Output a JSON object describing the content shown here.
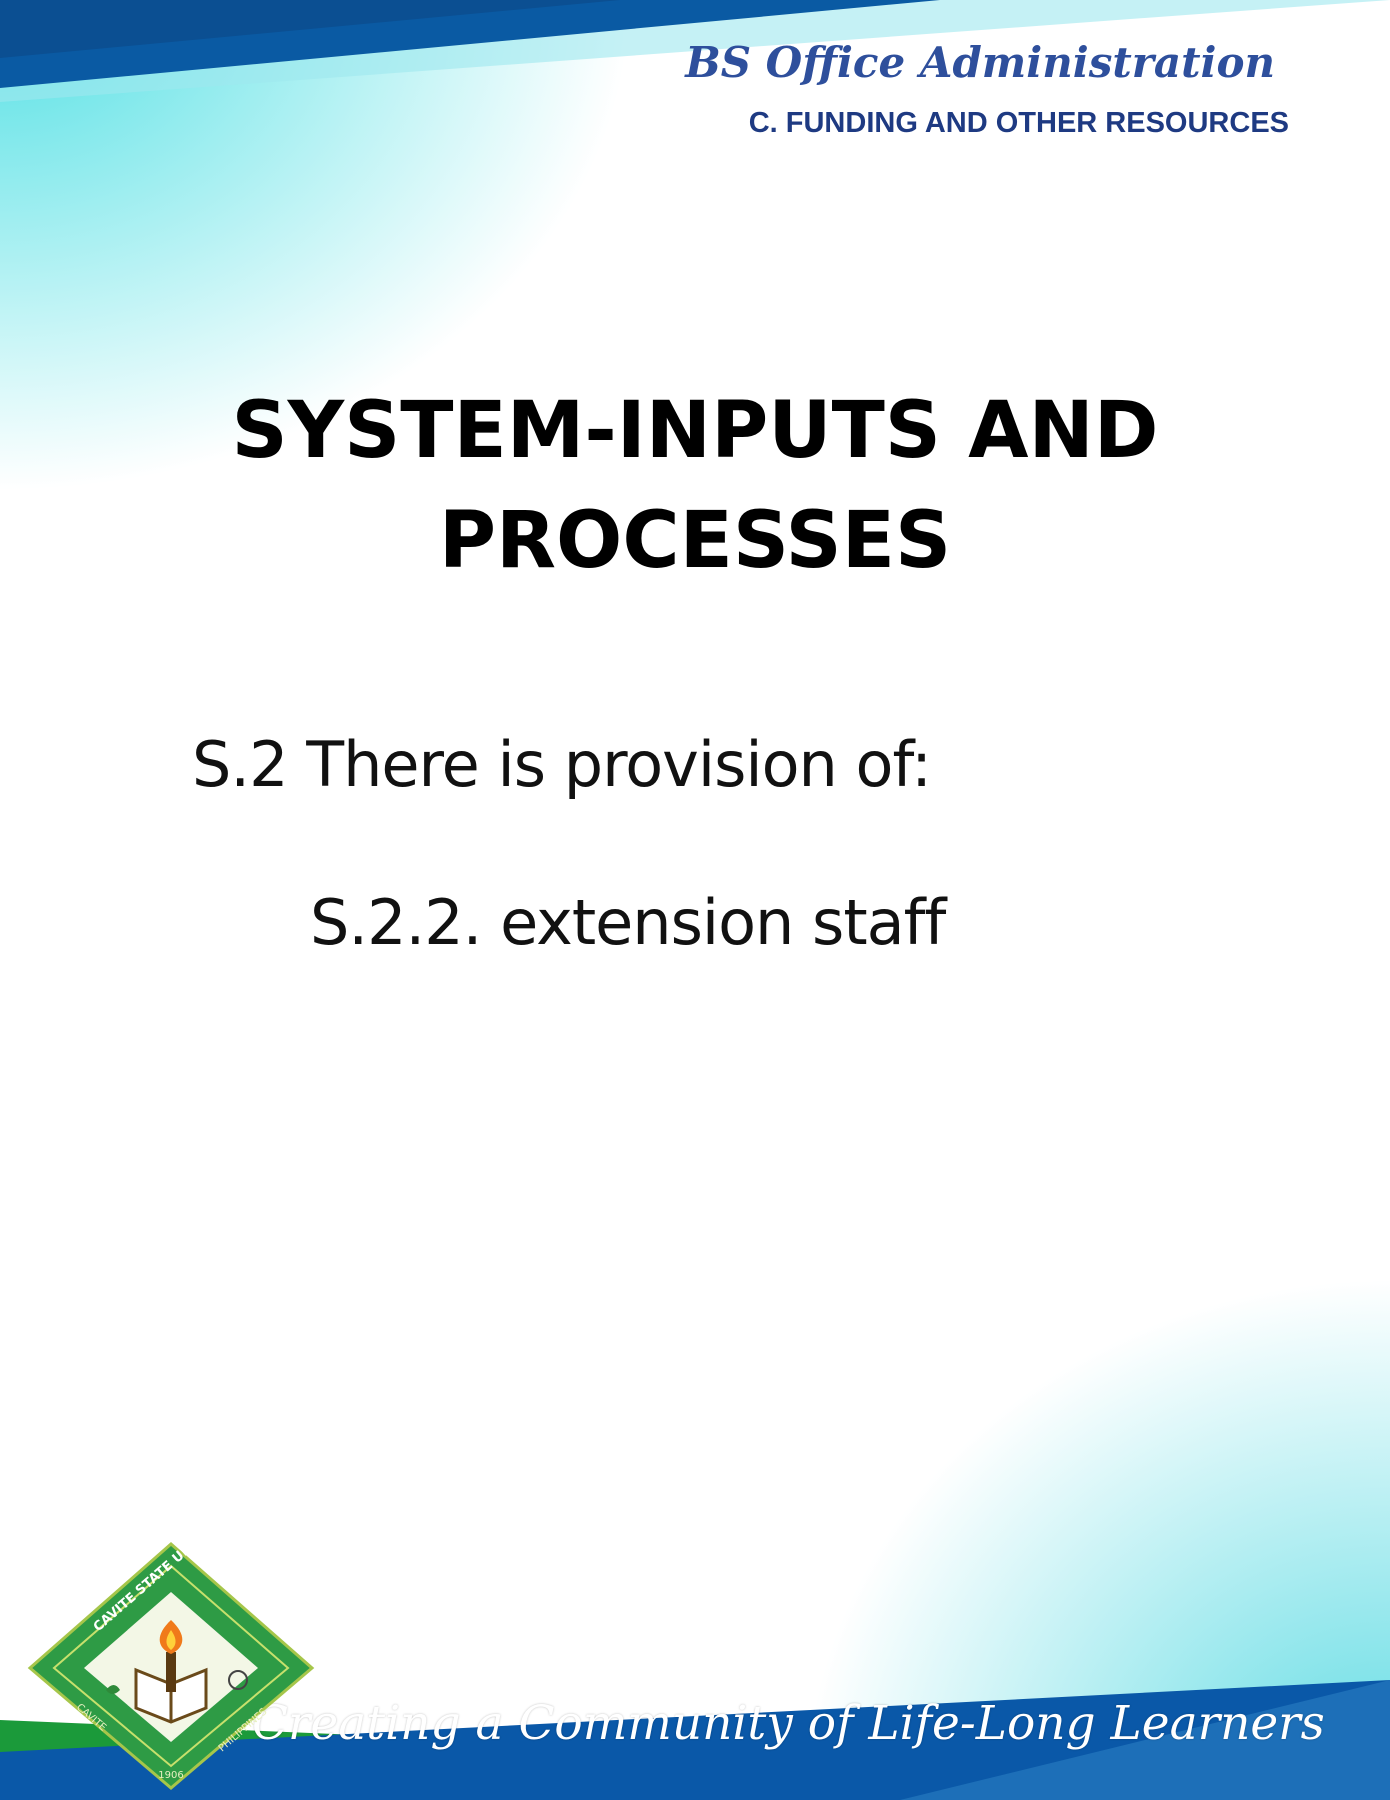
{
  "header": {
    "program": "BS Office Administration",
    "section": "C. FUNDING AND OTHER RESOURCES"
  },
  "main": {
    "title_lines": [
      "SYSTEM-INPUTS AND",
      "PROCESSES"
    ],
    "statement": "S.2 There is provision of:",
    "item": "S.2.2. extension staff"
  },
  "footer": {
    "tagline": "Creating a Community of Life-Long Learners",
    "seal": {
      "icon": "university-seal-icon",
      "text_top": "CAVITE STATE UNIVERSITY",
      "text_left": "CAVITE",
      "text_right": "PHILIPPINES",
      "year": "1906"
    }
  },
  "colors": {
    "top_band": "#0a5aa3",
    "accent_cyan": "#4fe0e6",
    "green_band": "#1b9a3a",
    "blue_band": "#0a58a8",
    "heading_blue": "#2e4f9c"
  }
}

※

What to work on: Of all the lines in the entries, how many contain the word "CAVITE"? Give only the number.

Final result: 2